● **Dataset items**:

* start *

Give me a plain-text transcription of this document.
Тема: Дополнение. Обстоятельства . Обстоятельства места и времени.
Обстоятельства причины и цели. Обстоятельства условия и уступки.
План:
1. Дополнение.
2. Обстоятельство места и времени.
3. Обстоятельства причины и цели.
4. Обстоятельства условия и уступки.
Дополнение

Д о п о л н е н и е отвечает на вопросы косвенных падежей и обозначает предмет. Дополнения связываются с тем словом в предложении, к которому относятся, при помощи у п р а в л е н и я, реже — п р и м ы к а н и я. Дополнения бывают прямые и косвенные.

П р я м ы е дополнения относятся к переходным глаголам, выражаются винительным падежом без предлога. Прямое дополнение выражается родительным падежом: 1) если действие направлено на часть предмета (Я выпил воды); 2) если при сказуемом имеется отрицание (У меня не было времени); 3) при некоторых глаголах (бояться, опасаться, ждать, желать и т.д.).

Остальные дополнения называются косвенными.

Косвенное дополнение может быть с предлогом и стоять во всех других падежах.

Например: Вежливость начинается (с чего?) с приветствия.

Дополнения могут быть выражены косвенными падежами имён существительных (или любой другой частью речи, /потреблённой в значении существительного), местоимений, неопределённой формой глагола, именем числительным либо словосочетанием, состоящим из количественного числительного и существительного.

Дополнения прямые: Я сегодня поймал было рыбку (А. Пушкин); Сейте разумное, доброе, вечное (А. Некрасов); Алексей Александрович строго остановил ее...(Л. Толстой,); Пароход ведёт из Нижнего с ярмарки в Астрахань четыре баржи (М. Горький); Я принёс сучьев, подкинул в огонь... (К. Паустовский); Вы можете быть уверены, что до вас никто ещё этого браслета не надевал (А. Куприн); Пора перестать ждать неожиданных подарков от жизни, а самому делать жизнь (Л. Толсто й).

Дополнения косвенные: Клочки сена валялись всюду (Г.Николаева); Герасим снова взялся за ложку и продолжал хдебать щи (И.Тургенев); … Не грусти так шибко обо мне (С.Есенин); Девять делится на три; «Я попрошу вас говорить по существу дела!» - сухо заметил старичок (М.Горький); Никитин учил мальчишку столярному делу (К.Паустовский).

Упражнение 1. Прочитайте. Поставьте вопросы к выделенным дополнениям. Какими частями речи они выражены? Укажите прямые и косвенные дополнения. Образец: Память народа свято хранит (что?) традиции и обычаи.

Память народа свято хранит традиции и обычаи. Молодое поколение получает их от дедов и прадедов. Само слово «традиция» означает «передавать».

* end *

● **WHAT YOU HAVE TO DO**: Extract all lines of the records above that include "Обстоятельства".

● **RESULT BELOW**:
Тема: Дополнение. Обстоятельства . Обстоятельства места и времени.
Обстоятельства причины и цели. Обстоятельства условия и уступки.
3. Обстоятельства причины и цели.
4. Обстоятельства условия и уступки.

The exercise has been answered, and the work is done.